----- DATASET -----

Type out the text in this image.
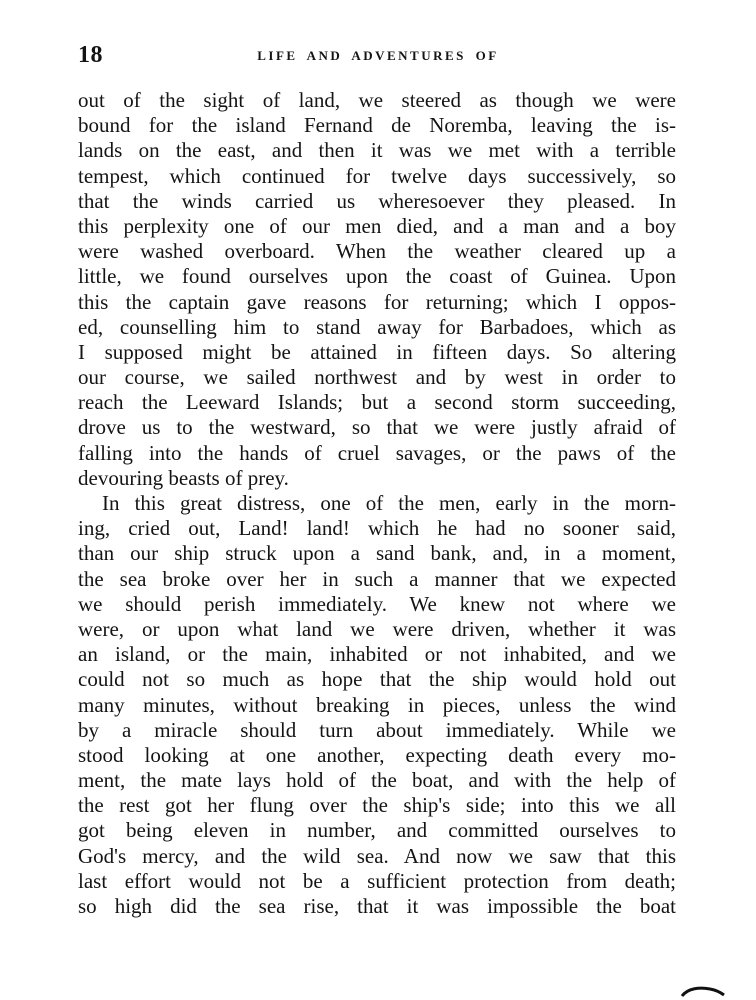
18	LIFE AND ADVENTURES OF
out of the sight of land, we steered as though we were
bound for the island Fernand de Noremba, leaving the is-
lands on the east, and then it was we met with a terrible
tempest, which continued for twelve days successively, so
that the winds carried us wheresoever they pleased. In
this perplexity one of our men died, and a man and a boy
were washed overboard. When the weather cleared up a
little, we found ourselves upon the coast of Guinea. Upon
this the captain gave reasons for returning; which I oppos-
ed, counselling him to stand away for Barbadoes, which as
I supposed might be attained in fifteen days. So altering
our course, we sailed northwest and by west in order to
reach the Leeward Islands; but a second storm succeeding,
drove us to the westward, so that we were justly afraid of
falling into the hands of cruel savages, or the paws of the
devouring beasts of prey.
In this great distress, one of the men, early in the morn-
ing, cried out, Land! land! which he had no sooner said,
than our ship struck upon a sand bank, and, in a moment,
the sea broke over her in such a manner that we expected
we should perish immediately. We knew not where we
were, or upon what land we were driven, whether it was
an island, or the main, inhabited or not inhabited, and we
could not so much as hope that the ship would hold out
many minutes, without breaking in pieces, unless the wind
by a miracle should turn about immediately. While we
stood looking at one another, expecting death every mo-
ment, the mate lays hold of the boat, and with the help of
the rest got her flung over the ship's side; into this we all
got being eleven in number, and committed ourselves to
God's mercy, and the wild sea. And now we saw that this
last effort would not be a sufficient protection from death;
so high did the sea rise, that it was impossible the boat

-----

Which lines include the word "this"? List them all.

Type out the text in this image.
this perplexity one of our men died, and a man and a boy
this the captain gave reasons for returning; which I oppos-
In this great distress, one of the men, early in the morn-
the rest got her flung over the ship's side; into this we all
God's mercy, and the wild sea. And now we saw that this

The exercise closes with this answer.